**What you should do**.
Pick out the lines below that contain the string "Шута" and copy them all.

>> Begin Data provided

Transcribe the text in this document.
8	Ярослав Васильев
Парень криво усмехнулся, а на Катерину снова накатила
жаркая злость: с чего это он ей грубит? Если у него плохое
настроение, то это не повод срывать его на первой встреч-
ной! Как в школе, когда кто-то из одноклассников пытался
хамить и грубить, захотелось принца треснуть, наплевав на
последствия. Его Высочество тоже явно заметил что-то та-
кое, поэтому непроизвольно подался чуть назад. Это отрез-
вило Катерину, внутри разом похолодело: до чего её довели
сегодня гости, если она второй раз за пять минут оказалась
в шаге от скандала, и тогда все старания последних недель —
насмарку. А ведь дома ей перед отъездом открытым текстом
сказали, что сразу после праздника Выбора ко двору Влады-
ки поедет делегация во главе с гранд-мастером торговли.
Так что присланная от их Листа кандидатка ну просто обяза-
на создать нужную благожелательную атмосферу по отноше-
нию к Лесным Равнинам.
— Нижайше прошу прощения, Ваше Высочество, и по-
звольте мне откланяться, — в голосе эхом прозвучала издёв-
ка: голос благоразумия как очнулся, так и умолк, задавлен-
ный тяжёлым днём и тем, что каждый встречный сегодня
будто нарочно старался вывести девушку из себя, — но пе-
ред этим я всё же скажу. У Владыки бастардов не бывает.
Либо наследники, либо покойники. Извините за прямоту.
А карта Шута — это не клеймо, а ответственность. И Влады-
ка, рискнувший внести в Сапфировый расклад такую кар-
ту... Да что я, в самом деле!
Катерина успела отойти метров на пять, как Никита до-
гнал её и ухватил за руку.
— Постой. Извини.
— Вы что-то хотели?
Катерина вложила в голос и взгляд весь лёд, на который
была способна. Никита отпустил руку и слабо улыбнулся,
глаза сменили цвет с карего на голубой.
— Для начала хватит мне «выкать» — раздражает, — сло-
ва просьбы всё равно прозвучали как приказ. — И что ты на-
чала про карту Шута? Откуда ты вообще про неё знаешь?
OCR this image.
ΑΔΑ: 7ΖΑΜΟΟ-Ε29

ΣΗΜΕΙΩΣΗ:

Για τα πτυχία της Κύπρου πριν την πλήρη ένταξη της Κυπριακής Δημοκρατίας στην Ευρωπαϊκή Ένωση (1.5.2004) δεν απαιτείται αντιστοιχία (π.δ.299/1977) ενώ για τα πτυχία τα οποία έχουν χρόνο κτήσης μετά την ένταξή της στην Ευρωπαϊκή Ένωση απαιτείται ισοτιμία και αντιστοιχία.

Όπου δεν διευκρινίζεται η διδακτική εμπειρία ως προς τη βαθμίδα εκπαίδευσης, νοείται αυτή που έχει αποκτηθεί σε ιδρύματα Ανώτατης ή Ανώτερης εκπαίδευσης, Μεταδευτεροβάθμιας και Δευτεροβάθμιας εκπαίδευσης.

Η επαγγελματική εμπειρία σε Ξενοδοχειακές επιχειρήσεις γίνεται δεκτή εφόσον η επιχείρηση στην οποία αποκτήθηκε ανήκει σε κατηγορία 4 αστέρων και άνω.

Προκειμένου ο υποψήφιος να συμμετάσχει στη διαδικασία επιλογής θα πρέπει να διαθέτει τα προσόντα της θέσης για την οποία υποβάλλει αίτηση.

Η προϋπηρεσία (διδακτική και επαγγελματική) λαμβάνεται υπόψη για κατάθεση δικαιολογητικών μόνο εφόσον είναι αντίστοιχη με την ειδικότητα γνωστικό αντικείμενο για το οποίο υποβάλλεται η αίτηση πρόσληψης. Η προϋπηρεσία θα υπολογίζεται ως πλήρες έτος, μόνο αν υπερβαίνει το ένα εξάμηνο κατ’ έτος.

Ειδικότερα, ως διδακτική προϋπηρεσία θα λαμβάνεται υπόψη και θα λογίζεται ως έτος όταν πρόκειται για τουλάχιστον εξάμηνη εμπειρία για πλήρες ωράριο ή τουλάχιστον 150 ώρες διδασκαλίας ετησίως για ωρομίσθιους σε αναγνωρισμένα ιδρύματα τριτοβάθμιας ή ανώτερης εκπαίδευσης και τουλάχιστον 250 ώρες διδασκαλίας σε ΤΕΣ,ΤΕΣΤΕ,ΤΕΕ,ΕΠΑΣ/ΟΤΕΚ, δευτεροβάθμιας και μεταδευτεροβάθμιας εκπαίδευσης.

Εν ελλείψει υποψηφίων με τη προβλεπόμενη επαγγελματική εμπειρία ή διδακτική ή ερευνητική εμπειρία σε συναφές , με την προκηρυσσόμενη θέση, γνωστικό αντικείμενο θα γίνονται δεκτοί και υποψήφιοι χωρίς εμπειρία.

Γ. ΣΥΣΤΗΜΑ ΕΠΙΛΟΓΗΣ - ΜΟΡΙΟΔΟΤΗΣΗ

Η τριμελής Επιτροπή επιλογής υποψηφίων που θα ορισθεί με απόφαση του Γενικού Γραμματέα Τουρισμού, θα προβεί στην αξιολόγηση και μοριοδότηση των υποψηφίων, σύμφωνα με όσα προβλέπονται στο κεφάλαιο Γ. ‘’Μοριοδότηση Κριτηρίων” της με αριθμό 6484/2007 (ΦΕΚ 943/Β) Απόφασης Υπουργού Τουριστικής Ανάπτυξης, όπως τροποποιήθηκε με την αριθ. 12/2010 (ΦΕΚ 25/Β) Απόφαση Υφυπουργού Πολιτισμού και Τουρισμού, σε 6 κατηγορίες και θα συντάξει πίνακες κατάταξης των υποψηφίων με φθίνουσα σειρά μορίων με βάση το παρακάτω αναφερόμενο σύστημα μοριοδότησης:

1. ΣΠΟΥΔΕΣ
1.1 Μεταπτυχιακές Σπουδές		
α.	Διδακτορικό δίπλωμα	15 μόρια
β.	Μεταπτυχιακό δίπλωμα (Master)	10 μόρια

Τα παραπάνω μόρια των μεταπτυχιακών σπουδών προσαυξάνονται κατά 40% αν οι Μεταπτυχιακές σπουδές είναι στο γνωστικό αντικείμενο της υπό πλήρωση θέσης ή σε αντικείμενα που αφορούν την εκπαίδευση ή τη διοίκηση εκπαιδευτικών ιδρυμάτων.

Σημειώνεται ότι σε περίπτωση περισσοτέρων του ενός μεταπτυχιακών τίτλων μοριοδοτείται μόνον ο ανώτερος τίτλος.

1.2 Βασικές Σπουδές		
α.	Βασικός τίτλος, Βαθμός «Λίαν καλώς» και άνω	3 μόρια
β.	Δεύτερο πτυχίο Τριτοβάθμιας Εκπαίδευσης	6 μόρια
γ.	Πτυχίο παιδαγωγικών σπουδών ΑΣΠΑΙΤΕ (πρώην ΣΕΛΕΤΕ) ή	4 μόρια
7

>> End Data provided

**Output of the exercise**.
А карта Шута — это не клеймо, а ответственность. И Влады-
чала про карту Шута? Откуда ты вообще про неё знаешь?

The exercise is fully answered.